-- Start --

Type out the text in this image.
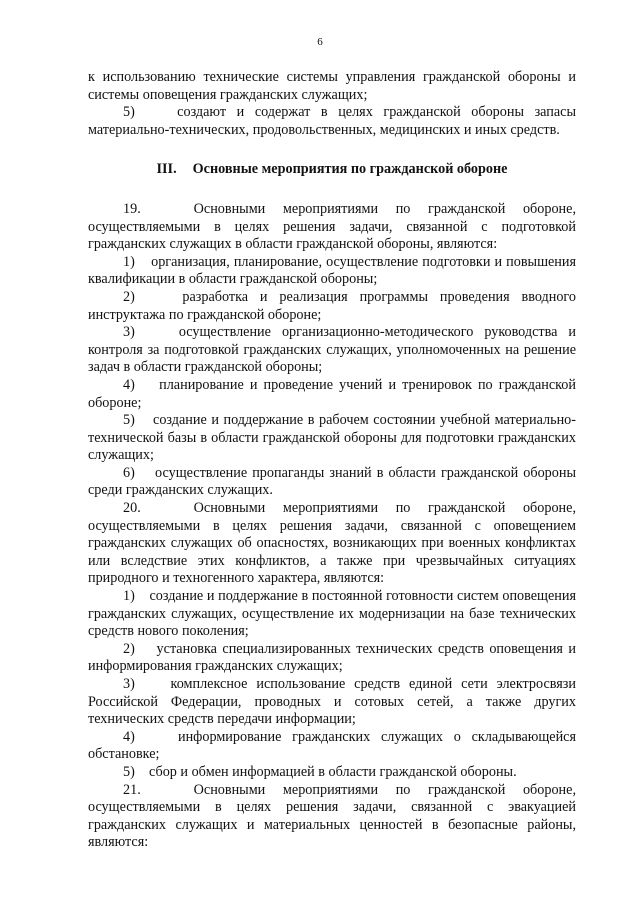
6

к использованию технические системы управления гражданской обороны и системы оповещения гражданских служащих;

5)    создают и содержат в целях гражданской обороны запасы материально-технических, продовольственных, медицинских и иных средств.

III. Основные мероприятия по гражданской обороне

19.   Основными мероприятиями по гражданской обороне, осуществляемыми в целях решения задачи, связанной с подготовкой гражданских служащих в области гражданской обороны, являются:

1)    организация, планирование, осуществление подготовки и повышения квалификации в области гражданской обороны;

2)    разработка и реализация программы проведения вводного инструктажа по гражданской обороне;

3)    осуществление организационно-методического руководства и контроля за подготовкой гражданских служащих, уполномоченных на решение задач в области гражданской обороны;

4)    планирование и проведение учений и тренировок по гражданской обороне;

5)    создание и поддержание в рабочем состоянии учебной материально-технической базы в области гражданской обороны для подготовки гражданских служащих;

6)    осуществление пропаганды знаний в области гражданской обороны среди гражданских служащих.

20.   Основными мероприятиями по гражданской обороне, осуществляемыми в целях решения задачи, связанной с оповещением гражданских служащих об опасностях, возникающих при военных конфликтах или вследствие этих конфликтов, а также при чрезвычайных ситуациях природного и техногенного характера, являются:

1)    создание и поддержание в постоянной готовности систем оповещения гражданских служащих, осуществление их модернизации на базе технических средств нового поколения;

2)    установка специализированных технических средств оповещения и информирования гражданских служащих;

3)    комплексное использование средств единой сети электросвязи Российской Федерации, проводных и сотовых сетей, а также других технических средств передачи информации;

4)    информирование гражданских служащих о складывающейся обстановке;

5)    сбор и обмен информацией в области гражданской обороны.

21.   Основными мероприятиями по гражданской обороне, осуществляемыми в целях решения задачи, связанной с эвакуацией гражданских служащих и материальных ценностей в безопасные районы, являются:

-- End --
-- Start --

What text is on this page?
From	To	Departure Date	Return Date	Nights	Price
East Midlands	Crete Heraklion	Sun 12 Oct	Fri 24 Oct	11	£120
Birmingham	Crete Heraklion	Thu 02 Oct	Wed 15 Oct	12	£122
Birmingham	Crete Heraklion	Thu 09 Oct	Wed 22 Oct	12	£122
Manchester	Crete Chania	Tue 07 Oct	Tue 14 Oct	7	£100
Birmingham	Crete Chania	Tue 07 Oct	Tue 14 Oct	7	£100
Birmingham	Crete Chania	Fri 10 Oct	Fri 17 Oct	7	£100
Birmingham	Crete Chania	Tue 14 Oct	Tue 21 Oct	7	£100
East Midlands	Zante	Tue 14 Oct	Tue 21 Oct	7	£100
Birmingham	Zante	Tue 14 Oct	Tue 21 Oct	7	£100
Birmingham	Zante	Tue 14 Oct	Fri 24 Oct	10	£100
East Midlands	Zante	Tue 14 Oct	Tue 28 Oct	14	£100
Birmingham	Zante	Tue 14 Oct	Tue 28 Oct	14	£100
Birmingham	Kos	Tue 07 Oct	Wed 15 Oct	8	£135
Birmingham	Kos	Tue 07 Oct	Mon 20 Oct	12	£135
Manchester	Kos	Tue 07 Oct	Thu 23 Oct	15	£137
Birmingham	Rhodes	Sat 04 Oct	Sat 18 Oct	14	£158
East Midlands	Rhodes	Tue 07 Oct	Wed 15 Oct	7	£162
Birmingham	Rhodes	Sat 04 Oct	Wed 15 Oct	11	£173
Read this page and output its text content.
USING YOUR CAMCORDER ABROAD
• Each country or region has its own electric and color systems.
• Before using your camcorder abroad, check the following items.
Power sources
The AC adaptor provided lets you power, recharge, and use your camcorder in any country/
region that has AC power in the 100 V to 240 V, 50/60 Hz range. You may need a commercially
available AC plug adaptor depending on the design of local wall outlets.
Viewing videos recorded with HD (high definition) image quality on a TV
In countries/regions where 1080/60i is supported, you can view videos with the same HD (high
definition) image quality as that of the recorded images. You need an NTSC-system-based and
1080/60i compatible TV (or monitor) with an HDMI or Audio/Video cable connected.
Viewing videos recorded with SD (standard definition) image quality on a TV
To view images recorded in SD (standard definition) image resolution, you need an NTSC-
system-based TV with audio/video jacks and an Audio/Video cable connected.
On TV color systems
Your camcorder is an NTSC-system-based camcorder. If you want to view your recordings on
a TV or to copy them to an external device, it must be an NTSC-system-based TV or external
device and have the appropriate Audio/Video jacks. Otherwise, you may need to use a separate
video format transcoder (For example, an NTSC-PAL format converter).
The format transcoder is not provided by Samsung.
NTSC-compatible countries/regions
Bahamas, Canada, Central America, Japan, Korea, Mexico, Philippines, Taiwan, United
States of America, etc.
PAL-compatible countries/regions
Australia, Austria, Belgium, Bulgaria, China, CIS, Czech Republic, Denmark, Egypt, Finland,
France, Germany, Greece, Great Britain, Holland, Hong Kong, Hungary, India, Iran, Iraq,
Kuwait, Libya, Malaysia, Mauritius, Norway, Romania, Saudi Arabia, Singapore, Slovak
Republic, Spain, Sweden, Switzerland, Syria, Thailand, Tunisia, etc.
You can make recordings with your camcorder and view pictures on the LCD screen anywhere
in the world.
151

-- End --
-- Start --

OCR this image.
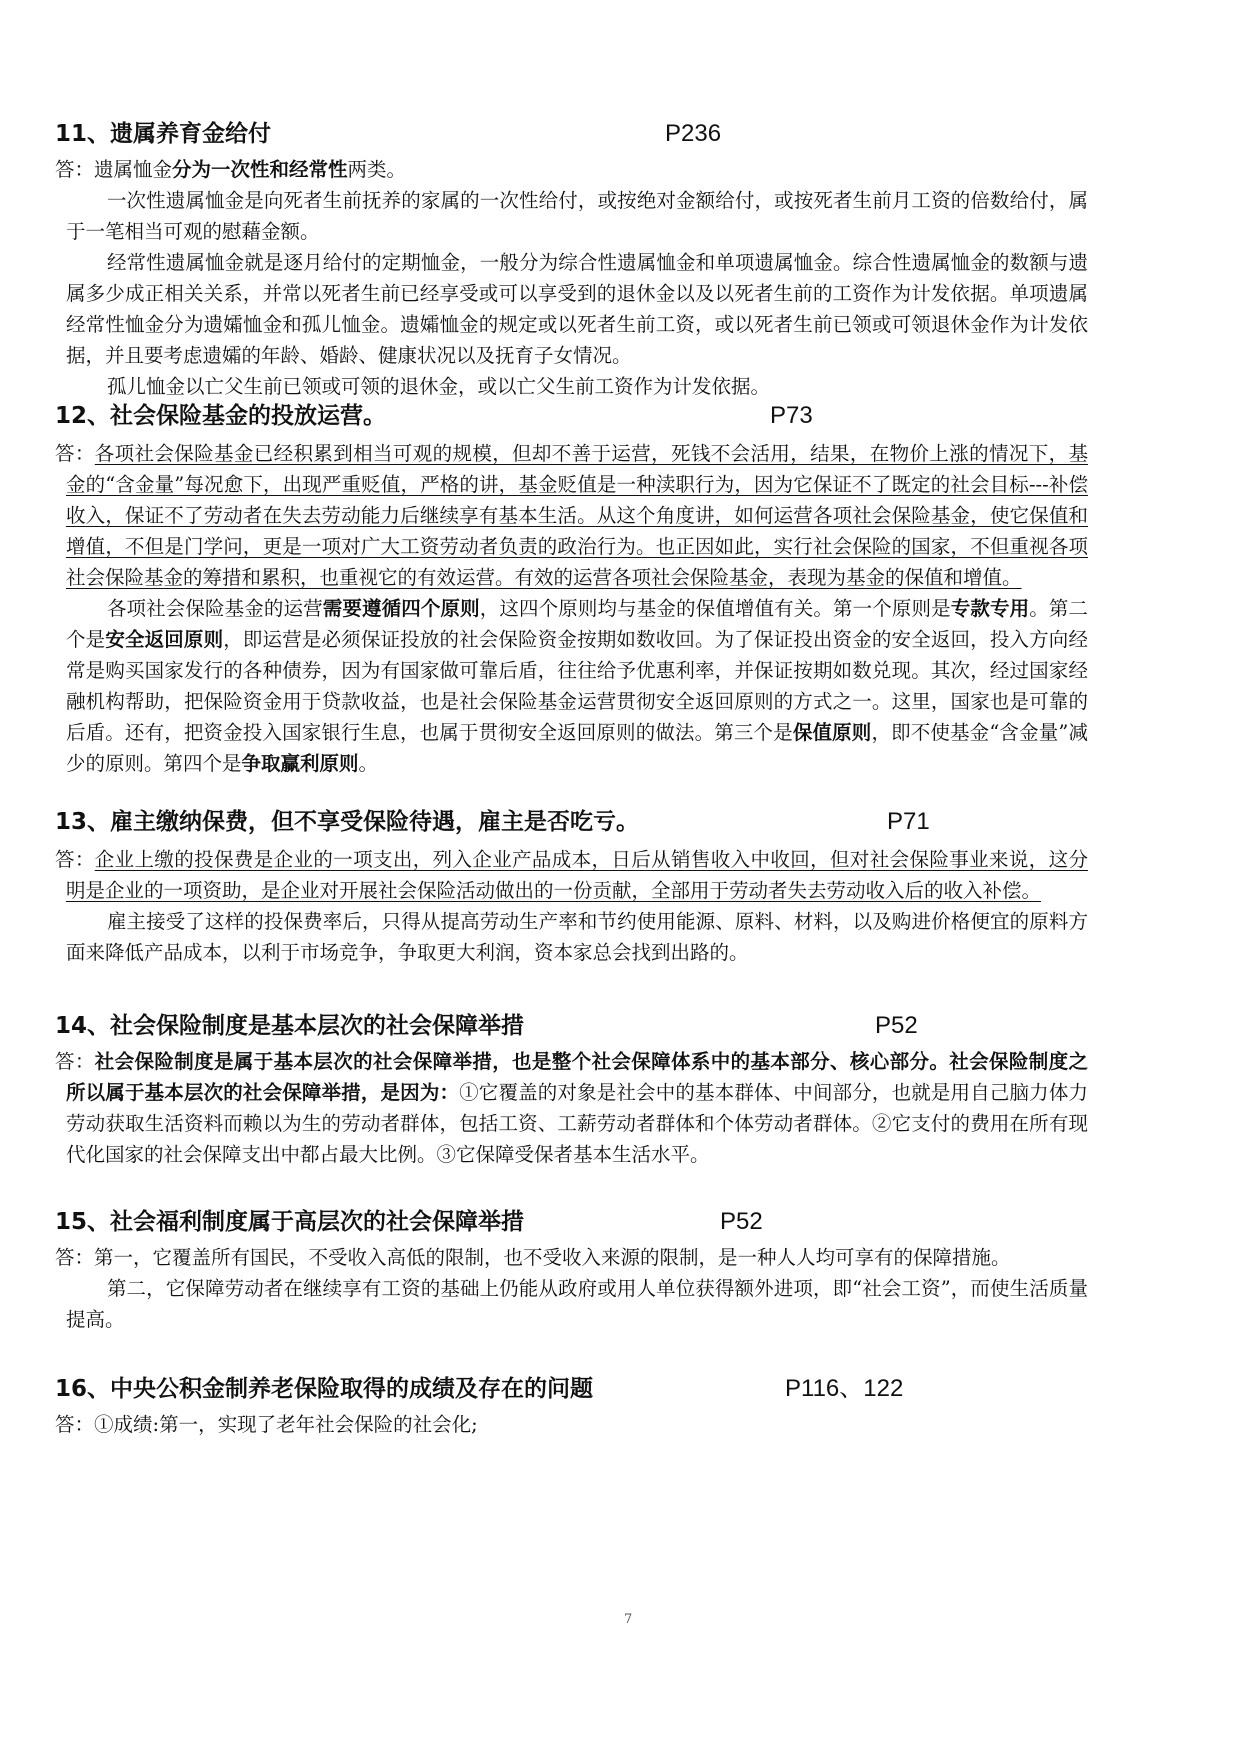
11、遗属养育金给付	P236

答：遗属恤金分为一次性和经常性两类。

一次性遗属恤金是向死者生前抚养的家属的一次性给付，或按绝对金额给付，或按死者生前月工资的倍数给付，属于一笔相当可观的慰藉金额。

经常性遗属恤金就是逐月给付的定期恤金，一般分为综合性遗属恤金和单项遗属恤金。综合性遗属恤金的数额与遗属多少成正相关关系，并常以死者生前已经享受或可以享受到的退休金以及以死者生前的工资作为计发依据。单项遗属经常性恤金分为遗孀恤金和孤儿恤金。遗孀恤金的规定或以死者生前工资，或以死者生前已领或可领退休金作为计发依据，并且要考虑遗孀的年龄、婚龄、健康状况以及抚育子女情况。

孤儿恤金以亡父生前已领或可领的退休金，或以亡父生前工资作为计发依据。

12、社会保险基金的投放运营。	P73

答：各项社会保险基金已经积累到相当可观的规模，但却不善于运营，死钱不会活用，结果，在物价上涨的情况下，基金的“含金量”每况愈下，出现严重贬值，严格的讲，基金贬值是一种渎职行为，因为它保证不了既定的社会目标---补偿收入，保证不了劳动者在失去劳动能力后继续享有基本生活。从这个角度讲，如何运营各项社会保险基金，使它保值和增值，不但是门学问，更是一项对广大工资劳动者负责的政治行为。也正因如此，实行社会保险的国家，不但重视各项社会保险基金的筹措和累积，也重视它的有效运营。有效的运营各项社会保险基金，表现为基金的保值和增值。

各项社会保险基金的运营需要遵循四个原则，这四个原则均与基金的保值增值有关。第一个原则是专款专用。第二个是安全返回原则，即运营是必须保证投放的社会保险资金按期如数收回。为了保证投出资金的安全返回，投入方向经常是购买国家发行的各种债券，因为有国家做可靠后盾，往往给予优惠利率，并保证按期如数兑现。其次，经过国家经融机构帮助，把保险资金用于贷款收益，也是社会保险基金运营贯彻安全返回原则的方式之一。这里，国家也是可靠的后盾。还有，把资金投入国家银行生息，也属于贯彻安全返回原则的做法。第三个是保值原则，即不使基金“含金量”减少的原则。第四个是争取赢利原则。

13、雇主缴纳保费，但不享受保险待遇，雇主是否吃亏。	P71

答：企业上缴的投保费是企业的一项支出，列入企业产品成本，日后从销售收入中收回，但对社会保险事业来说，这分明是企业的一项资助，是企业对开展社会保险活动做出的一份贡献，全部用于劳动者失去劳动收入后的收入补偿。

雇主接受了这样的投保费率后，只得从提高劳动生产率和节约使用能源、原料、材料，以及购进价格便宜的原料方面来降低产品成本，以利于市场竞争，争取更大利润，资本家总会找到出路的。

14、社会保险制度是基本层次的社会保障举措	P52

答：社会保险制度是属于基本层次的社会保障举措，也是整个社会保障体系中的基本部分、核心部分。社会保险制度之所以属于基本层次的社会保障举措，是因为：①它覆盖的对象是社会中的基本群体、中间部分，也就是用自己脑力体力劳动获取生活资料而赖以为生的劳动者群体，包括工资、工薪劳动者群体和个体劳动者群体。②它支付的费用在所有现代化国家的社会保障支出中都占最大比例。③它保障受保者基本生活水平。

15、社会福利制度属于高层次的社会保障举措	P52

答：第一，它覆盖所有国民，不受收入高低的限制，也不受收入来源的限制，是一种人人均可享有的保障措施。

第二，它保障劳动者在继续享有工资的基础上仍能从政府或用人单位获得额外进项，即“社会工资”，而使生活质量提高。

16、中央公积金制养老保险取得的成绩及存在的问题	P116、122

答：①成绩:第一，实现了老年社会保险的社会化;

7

-- End --

▶ _Description of the task_
Each line above that includes "standard" should be shown.

▶ _Completed exercise_
Viewing videos recorded with SD (standard definition) image quality on a TV
To view images recorded in SD (standard definition) image resolution, you need an NTSC-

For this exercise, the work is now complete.